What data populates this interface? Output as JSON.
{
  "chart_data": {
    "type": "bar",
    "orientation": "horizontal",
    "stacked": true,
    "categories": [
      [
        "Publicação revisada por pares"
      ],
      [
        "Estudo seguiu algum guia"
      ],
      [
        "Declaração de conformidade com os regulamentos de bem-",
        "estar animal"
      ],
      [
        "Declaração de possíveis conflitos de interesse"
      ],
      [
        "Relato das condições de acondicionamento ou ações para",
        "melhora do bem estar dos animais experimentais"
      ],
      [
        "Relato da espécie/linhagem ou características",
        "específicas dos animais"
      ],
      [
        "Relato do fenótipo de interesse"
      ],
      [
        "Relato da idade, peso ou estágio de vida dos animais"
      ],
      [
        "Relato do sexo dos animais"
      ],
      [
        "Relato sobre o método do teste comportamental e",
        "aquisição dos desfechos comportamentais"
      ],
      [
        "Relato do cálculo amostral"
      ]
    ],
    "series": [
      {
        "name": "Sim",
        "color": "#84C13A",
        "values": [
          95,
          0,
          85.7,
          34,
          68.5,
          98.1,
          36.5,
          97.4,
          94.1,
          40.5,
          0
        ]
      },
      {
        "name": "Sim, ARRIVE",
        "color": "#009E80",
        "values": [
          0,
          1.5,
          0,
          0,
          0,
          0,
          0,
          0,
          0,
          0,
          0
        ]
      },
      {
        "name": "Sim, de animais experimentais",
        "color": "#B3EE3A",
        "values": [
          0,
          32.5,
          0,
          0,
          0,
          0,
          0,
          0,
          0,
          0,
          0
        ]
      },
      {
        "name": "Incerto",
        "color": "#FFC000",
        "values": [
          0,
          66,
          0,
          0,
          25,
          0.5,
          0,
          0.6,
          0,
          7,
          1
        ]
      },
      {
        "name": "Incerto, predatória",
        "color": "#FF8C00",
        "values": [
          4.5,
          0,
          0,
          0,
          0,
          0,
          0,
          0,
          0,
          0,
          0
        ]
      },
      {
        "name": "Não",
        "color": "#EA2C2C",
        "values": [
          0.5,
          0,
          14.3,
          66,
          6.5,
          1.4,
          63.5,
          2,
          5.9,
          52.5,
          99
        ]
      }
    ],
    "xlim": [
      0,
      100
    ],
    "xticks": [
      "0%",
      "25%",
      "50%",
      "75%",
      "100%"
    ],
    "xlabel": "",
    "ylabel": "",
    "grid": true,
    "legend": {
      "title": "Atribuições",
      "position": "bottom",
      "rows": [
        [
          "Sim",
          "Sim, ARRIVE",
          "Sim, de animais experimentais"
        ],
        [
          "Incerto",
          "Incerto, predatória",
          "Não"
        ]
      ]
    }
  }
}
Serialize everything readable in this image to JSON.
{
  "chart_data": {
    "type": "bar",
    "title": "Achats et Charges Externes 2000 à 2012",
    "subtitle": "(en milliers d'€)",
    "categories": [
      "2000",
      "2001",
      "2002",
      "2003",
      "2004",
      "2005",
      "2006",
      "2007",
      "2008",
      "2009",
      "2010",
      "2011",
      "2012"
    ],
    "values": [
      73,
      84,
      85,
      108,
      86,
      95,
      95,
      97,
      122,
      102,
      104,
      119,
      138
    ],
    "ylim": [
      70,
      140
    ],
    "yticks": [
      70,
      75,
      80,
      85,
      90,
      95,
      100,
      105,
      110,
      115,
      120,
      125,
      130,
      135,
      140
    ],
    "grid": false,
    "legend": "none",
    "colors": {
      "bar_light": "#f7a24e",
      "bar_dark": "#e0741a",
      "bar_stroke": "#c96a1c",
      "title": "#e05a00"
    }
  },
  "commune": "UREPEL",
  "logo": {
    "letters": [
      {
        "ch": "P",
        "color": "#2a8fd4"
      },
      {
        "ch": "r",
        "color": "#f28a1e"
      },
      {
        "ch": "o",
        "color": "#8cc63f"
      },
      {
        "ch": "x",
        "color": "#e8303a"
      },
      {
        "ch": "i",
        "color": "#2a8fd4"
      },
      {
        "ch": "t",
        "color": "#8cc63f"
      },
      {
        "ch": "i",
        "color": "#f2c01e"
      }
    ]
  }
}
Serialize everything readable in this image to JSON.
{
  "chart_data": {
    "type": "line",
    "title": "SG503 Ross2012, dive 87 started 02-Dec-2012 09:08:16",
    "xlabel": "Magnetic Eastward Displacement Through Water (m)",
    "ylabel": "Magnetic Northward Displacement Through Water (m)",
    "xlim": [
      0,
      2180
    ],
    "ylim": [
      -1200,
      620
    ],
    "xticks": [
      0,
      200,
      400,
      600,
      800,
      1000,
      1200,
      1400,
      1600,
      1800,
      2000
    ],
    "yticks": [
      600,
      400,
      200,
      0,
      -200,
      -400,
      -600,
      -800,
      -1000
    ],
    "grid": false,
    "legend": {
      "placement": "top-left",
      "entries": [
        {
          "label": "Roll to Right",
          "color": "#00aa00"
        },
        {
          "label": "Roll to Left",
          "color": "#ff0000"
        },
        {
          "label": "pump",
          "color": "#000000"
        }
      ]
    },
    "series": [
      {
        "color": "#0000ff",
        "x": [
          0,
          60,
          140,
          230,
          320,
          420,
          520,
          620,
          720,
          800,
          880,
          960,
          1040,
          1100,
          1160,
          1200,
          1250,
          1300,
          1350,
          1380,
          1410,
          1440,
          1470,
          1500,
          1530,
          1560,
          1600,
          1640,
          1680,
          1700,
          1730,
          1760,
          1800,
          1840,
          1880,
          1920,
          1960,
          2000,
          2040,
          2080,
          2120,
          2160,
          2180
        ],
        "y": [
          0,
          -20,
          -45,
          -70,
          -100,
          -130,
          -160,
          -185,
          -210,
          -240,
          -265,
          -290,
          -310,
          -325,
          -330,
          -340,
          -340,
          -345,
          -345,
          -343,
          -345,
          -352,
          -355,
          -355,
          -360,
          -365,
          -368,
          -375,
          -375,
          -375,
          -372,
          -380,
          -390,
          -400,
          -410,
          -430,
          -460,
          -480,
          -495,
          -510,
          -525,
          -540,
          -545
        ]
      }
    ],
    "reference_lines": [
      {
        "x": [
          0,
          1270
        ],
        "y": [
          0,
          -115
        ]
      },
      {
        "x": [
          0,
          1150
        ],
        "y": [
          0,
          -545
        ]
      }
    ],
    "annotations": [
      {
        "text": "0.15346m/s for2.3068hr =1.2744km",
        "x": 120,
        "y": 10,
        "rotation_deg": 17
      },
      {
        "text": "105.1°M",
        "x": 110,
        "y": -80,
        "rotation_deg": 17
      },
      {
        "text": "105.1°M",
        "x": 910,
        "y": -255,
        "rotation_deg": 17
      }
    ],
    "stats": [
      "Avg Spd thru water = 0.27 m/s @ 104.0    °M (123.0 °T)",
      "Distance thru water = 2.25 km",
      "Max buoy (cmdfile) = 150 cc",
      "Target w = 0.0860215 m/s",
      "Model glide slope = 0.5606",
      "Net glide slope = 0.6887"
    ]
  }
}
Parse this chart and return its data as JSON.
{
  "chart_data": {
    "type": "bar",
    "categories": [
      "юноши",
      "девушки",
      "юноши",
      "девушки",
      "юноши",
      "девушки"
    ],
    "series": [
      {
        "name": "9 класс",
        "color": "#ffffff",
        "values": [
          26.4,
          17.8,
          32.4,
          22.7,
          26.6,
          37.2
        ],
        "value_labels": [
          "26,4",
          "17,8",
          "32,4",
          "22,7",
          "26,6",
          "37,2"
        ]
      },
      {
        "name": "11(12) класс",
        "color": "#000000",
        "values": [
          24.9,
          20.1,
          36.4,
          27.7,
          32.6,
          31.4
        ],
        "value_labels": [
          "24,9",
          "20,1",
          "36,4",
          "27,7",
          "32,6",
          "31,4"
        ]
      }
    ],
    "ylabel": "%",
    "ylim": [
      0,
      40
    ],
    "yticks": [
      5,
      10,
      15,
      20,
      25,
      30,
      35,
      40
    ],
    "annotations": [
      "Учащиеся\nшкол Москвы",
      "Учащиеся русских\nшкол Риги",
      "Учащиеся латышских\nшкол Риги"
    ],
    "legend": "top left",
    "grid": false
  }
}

+===+

Output the lines from the line containing "Parse this chart and return its data as JSON." to the end, both included; add nothing.

RESPONSE TO THIS TASK -
Parse this chart and return its data as JSON.
{
  "chart_data": {
    "type": "bar",
    "categories": [
      "юноши",
      "девушки",
      "юноши",
      "девушки",
      "юноши",
      "девушки"
    ],
    "series": [
      {
        "name": "9 класс",
        "color": "#ffffff",
        "values": [
          26.4,
          17.8,
          32.4,
          22.7,
          26.6,
          37.2
        ],
        "value_labels": [
          "26,4",
          "17,8",
          "32,4",
          "22,7",
          "26,6",
          "37,2"
        ]
      },
      {
        "name": "11(12) класс",
        "color": "#000000",
        "values": [
          24.9,
          20.1,
          36.4,
          27.7,
          32.6,
          31.4
        ],
        "value_labels": [
          "24,9",
          "20,1",
          "36,4",
          "27,7",
          "32,6",
          "31,4"
        ]
      }
    ],
    "ylabel": "%",
    "ylim": [
      0,
      40
    ],
    "yticks": [
      5,
      10,
      15,
      20,
      25,
      30,
      35,
      40
    ],
    "annotations": [
      "Учащиеся\nшкол Москвы",
      "Учащиеся русских\nшкол Риги",
      "Учащиеся латышских\nшкол Риги"
    ],
    "legend": "top left",
    "grid": false
  }
}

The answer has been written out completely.